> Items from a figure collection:
☆ ☆ ☆ ☆ ☆ ☆ ☆

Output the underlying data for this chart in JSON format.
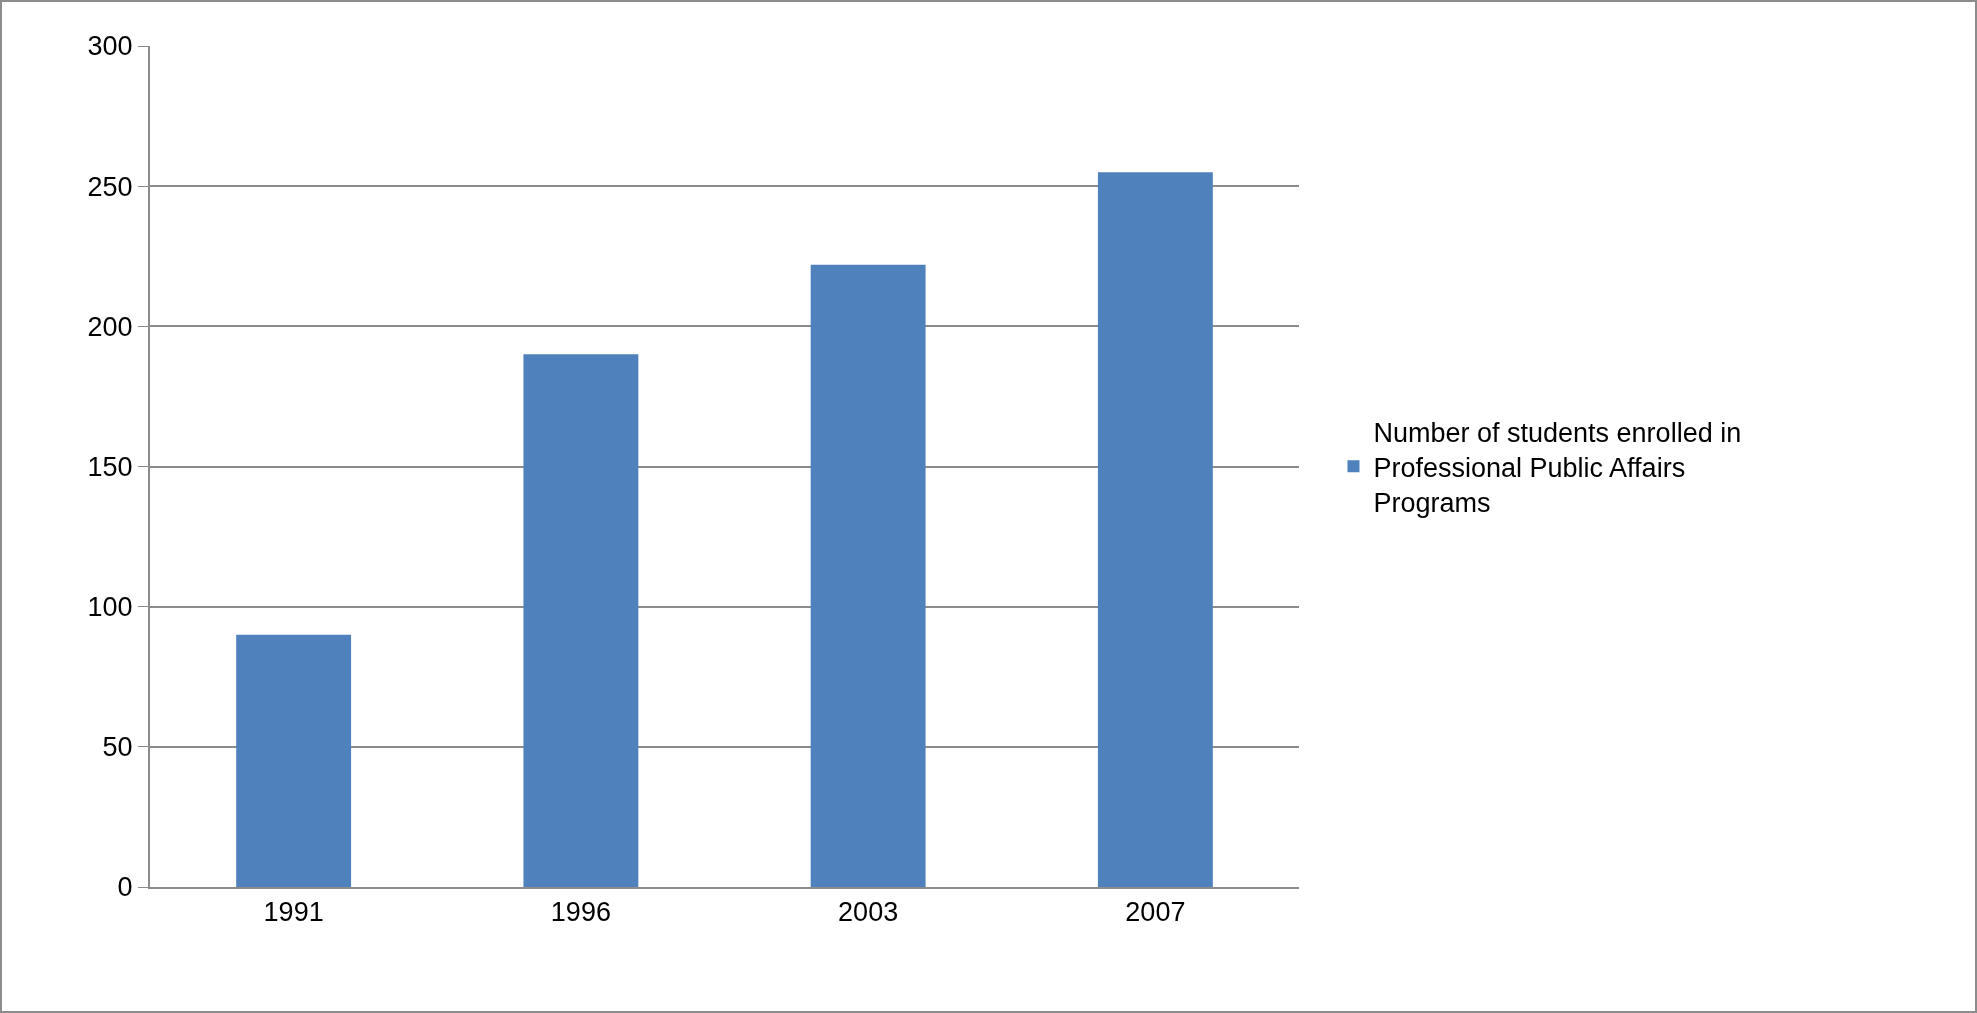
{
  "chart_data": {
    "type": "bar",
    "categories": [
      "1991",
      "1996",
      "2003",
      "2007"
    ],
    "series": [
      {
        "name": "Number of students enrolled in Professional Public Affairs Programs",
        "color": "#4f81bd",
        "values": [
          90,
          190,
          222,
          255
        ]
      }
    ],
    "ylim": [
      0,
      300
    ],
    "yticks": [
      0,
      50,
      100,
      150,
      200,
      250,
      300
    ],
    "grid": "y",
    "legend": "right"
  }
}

☆ ☆ ☆ ☆ ☆ ☆ ☆

> Task directions: Reproduce each record from above exactly; pictures do not belong in the copy.

> Full answer:
Output the underlying data for this chart in JSON format.
{
  "chart_data": {
    "type": "bar",
    "categories": [
      "1991",
      "1996",
      "2003",
      "2007"
    ],
    "series": [
      {
        "name": "Number of students enrolled in Professional Public Affairs Programs",
        "color": "#4f81bd",
        "values": [
          90,
          190,
          222,
          255
        ]
      }
    ],
    "ylim": [
      0,
      300
    ],
    "yticks": [
      0,
      50,
      100,
      150,
      200,
      250,
      300
    ],
    "grid": "y",
    "legend": "right"
  }
}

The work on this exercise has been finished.